━━ MATERIAL ━━
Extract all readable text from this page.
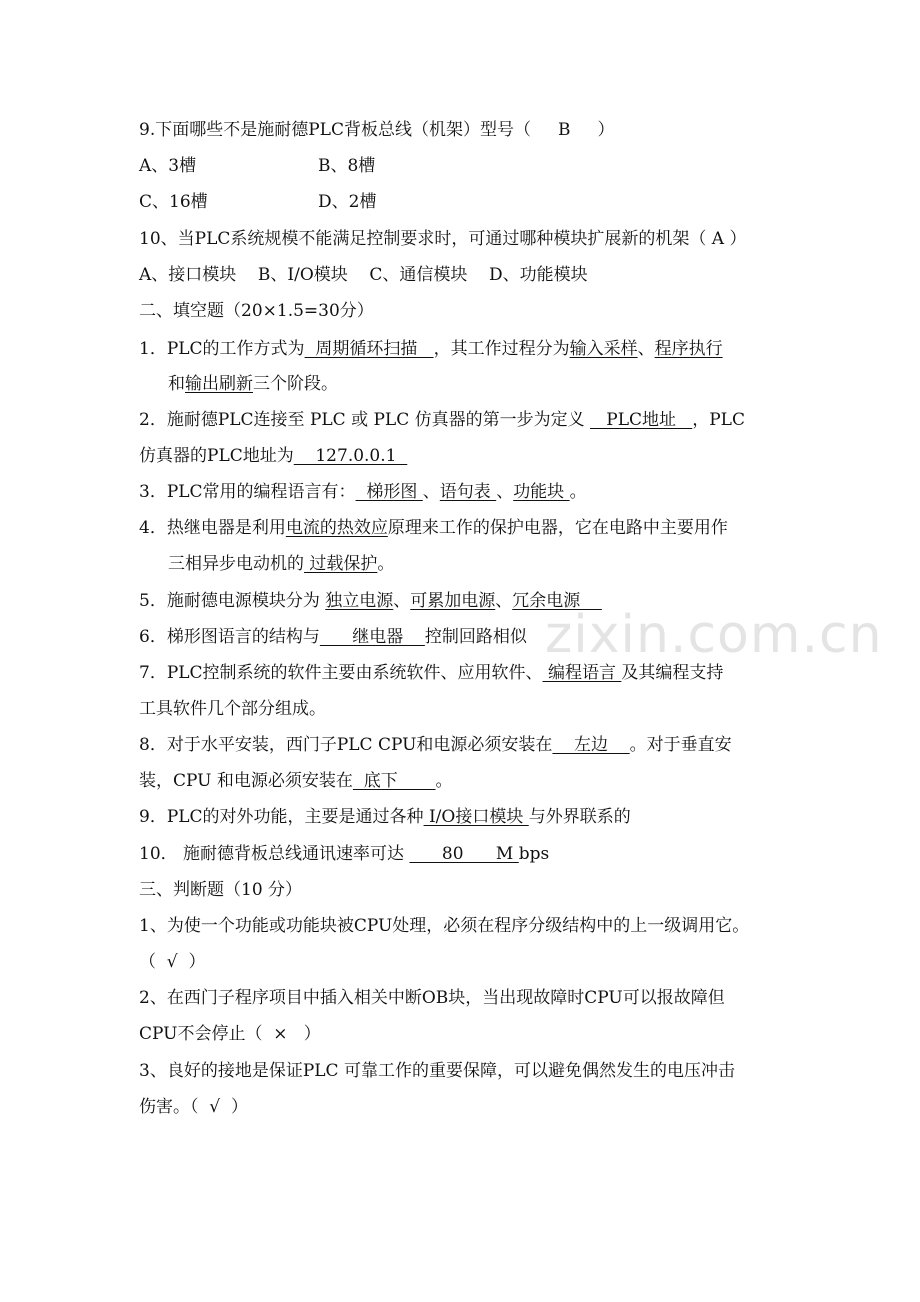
zixin.com.cn
9.下面哪些不是施耐德PLC背板总线（机架）型号（     B     ）
A、3槽	B、8槽
C、16槽	D、2槽
10、当PLC系统规模不能满足控制要求时，可通过哪种模块扩展新的机架（ A ）
A、接口模块    B、I/O模块    C、通信模块    D、功能模块
二、填空题（20×1.5=30分）
1．PLC的工作方式为  周期循环扫描   ，其工作过程分为输入采样、程序执行
和输出刷新三个阶段。
2．施耐德PLC连接至 PLC 或 PLC 仿真器的第一步为定义    PLC地址   ，PLC
仿真器的PLC地址为    127.0.0.1
3．PLC常用的编程语言有：  梯形图 、语句表 、功能块 。
4．热继电器是利用电流的热效应原理来工作的保护电器，它在电路中主要用作
三相异步电动机的 过载保护。
5．施耐德电源模块分为 独立电源、可累加电源、冗余电源
6．梯形图语言的结构与      继电器    控制回路相似
7．PLC控制系统的软件主要由系统软件、应用软件、 编程语言 及其编程支持
工具软件几个部分组成。
8．对于水平安装，西门子PLC CPU和电源必须安装在    左边    。对于垂直安
装，CPU 和电源必须安装在  底下       。
9．PLC的对外功能，主要是通过各种 I/O接口模块 与外界联系的
10． 施耐德背板总线通讯速率可达       80      M bps
三、判断题（10 分）
1、为使一个功能或功能块被CPU处理，必须在程序分级结构中的上一级调用它。
（  √  ）
2、在西门子程序项目中插入相关中断OB块，当出现故障时CPU可以报故障但
CPU不会停止（  ×   ）
3、良好的接地是保证PLC 可靠工作的重要保障，可以避免偶然发生的电压冲击
伤害。（  √  ）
━━━
Set down the material above as is, without any pictures.

Extract all readable text from this page.
zixin.com.cn
9.下面哪些不是施耐德PLC背板总线（机架）型号（     B     ）
A、3槽	B、8槽
C、16槽	D、2槽
10、当PLC系统规模不能满足控制要求时，可通过哪种模块扩展新的机架（ A ）
A、接口模块    B、I/O模块    C、通信模块    D、功能模块
二、填空题（20×1.5=30分）
1．PLC的工作方式为  周期循环扫描   ，其工作过程分为输入采样、程序执行
和输出刷新三个阶段。
2．施耐德PLC连接至 PLC 或 PLC 仿真器的第一步为定义    PLC地址   ，PLC
仿真器的PLC地址为    127.0.0.1
3．PLC常用的编程语言有：  梯形图 、语句表 、功能块 。
4．热继电器是利用电流的热效应原理来工作的保护电器，它在电路中主要用作
三相异步电动机的 过载保护。
5．施耐德电源模块分为 独立电源、可累加电源、冗余电源
6．梯形图语言的结构与      继电器    控制回路相似
7．PLC控制系统的软件主要由系统软件、应用软件、 编程语言 及其编程支持
工具软件几个部分组成。
8．对于水平安装，西门子PLC CPU和电源必须安装在    左边    。对于垂直安
装，CPU 和电源必须安装在  底下       。
9．PLC的对外功能，主要是通过各种 I/O接口模块 与外界联系的
10． 施耐德背板总线通讯速率可达       80      M bps
三、判断题（10 分）
1、为使一个功能或功能块被CPU处理，必须在程序分级结构中的上一级调用它。
（  √  ）
2、在西门子程序项目中插入相关中断OB块，当出现故障时CPU可以报故障但
CPU不会停止（  ×   ）
3、良好的接地是保证PLC 可靠工作的重要保障，可以避免偶然发生的电压冲击
伤害。（  √  ）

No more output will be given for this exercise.